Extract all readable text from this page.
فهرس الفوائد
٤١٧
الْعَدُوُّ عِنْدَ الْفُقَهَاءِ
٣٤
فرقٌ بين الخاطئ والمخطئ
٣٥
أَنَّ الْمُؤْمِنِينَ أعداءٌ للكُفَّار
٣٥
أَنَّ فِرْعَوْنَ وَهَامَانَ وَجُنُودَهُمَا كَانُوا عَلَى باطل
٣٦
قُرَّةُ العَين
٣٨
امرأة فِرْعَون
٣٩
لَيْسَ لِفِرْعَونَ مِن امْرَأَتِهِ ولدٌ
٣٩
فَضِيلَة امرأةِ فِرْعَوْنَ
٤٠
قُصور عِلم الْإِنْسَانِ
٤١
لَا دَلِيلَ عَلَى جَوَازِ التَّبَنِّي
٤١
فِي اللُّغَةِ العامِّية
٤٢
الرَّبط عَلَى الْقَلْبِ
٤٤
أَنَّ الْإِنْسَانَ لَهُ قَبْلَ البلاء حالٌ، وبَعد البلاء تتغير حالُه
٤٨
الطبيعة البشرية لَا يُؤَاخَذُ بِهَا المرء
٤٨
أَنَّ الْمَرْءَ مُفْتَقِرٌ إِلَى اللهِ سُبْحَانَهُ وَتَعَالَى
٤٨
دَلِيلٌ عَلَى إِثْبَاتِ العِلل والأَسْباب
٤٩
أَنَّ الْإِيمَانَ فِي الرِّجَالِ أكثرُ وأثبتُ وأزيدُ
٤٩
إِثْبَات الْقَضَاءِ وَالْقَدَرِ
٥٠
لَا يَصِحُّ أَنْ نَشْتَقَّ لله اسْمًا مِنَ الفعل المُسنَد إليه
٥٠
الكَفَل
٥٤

● ● ●

The listing above should be transcribed in full, exactly as written.

Extract all readable text from this page.
فهرس الفوائد
٤١٧
الْعَدُوُّ عِنْدَ الْفُقَهَاءِ
٣٤
فرقٌ بين الخاطئ والمخطئ
٣٥
أَنَّ الْمُؤْمِنِينَ أعداءٌ للكُفَّار
٣٥
أَنَّ فِرْعَوْنَ وَهَامَانَ وَجُنُودَهُمَا كَانُوا عَلَى باطل
٣٦
قُرَّةُ العَين
٣٨
امرأة فِرْعَون
٣٩
لَيْسَ لِفِرْعَونَ مِن امْرَأَتِهِ ولدٌ
٣٩
فَضِيلَة امرأةِ فِرْعَوْنَ
٤٠
قُصور عِلم الْإِنْسَانِ
٤١
لَا دَلِيلَ عَلَى جَوَازِ التَّبَنِّي
٤١
فِي اللُّغَةِ العامِّية
٤٢
الرَّبط عَلَى الْقَلْبِ
٤٤
أَنَّ الْإِنْسَانَ لَهُ قَبْلَ البلاء حالٌ، وبَعد البلاء تتغير حالُه
٤٨
الطبيعة البشرية لَا يُؤَاخَذُ بِهَا المرء
٤٨
أَنَّ الْمَرْءَ مُفْتَقِرٌ إِلَى اللهِ سُبْحَانَهُ وَتَعَالَى
٤٨
دَلِيلٌ عَلَى إِثْبَاتِ العِلل والأَسْباب
٤٩
أَنَّ الْإِيمَانَ فِي الرِّجَالِ أكثرُ وأثبتُ وأزيدُ
٤٩
إِثْبَات الْقَضَاءِ وَالْقَدَرِ
٥٠
لَا يَصِحُّ أَنْ نَشْتَقَّ لله اسْمًا مِنَ الفعل المُسنَد إليه
٥٠
الكَفَل
٥٤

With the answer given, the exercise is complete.